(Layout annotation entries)

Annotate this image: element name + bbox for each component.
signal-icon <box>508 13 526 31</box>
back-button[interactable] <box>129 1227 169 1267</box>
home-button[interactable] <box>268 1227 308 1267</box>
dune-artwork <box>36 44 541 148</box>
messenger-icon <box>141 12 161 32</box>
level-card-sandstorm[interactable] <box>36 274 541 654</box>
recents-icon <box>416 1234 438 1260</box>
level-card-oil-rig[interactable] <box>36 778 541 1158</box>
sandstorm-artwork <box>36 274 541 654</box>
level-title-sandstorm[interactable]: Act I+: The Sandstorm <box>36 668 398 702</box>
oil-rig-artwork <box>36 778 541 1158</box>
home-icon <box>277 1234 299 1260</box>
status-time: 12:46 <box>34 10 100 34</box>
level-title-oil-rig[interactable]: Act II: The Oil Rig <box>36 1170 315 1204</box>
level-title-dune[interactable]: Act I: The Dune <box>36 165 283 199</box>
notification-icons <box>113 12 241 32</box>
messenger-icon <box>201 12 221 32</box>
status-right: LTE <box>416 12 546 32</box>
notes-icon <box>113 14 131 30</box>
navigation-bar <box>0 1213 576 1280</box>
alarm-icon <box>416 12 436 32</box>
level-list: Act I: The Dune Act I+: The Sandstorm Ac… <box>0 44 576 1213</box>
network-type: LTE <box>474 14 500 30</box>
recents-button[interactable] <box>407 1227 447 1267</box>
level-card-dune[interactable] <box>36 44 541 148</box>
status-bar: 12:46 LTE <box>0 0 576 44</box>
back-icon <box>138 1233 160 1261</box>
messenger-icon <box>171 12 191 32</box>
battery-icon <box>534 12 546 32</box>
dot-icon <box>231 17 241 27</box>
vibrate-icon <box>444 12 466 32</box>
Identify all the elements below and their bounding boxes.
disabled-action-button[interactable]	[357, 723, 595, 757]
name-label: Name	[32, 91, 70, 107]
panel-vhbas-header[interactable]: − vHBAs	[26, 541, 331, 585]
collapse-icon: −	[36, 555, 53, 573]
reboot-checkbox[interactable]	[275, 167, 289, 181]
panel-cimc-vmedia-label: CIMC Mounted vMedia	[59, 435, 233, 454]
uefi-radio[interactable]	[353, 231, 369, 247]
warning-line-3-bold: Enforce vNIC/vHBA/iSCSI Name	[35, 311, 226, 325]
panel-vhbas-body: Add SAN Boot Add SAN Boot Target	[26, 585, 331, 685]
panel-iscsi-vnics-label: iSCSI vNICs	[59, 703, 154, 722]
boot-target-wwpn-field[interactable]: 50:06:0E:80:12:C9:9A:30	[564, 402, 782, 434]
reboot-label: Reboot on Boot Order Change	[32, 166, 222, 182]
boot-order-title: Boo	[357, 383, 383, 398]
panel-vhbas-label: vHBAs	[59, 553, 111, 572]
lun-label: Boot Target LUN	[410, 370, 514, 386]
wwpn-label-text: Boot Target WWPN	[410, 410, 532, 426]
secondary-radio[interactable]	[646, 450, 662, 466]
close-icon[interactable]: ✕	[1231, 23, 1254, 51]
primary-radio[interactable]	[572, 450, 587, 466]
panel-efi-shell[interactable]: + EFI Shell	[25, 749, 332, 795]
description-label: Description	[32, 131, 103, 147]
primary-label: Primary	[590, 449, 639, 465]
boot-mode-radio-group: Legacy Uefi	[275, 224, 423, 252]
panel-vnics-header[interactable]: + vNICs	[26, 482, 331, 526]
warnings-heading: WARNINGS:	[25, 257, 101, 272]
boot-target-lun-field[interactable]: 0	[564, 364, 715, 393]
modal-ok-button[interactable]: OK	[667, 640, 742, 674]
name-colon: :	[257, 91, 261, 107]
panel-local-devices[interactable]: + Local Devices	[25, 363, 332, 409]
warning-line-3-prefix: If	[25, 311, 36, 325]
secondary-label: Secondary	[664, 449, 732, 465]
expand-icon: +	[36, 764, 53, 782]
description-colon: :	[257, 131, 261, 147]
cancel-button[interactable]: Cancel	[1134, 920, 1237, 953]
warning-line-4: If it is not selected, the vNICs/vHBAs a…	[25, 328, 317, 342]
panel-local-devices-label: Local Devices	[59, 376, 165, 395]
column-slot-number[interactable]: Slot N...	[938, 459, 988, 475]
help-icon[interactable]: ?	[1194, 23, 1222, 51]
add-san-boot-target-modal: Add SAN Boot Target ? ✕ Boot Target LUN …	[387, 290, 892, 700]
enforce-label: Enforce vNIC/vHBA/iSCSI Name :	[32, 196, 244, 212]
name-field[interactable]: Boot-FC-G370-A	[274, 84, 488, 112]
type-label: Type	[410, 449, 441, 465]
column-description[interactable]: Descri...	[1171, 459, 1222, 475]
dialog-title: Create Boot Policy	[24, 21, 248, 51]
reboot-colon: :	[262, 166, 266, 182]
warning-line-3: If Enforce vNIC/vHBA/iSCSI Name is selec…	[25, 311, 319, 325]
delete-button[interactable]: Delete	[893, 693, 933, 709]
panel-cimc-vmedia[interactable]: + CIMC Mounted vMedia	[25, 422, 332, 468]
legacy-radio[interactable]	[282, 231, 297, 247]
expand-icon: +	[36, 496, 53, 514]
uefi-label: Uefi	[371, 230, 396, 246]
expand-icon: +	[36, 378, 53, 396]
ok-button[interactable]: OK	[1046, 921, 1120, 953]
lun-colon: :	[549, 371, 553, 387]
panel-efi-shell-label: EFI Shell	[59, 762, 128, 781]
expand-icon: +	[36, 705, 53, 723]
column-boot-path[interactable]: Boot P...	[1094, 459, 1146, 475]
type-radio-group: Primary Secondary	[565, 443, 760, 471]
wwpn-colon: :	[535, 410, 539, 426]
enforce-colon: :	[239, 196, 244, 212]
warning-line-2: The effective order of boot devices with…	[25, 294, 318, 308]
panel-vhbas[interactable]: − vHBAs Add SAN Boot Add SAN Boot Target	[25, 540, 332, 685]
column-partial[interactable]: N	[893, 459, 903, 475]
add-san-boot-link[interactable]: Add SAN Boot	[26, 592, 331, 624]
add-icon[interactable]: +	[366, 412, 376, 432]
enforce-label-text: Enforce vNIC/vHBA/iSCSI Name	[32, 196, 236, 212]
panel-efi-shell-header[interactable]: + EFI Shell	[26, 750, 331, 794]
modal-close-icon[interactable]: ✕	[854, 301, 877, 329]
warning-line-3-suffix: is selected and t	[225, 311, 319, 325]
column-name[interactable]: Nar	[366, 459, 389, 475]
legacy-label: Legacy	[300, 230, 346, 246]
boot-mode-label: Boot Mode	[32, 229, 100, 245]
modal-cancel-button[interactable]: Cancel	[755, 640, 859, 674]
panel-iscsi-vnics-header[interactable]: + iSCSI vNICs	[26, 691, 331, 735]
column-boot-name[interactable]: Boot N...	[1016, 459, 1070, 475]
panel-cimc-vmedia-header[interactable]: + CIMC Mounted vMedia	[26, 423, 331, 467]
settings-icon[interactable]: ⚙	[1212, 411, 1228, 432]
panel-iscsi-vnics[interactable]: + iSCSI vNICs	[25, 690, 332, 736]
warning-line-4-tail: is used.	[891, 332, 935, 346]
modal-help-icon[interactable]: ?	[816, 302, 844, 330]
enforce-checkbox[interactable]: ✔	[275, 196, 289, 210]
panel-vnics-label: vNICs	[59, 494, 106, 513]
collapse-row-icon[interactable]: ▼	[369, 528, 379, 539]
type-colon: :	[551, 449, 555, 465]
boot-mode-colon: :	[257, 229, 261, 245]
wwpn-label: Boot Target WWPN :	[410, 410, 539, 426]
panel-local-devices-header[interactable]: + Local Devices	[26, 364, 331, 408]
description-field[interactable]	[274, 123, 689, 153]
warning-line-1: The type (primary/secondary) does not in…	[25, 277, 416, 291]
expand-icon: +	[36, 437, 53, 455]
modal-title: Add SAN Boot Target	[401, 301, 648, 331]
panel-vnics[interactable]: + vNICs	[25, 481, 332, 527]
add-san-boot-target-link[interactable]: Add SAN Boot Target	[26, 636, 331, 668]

### TASK OBJECTIVE
Format the lines from the start of the entries through the line containing "sandstorm-artwork <box>36 274 541 654</box>", both included, as a JSON list of strings with one string per line and blank lines omitted.

### ANSWER FOR THE TASK
[
  "Annotate this image: element name + bbox for each component.",
  "signal-icon <box>508 13 526 31</box>",
  "back-button[interactable] <box>129 1227 169 1267</box>",
  "home-button[interactable] <box>268 1227 308 1267</box>",
  "dune-artwork <box>36 44 541 148</box>",
  "messenger-icon <box>141 12 161 32</box>",
  "level-card-sandstorm[interactable] <box>36 274 541 654</box>",
  "recents-icon <box>416 1234 438 1260</box>",
  "level-card-oil-rig[interactable] <box>36 778 541 1158</box>",
  "sandstorm-artwork <box>36 274 541 654</box>"
]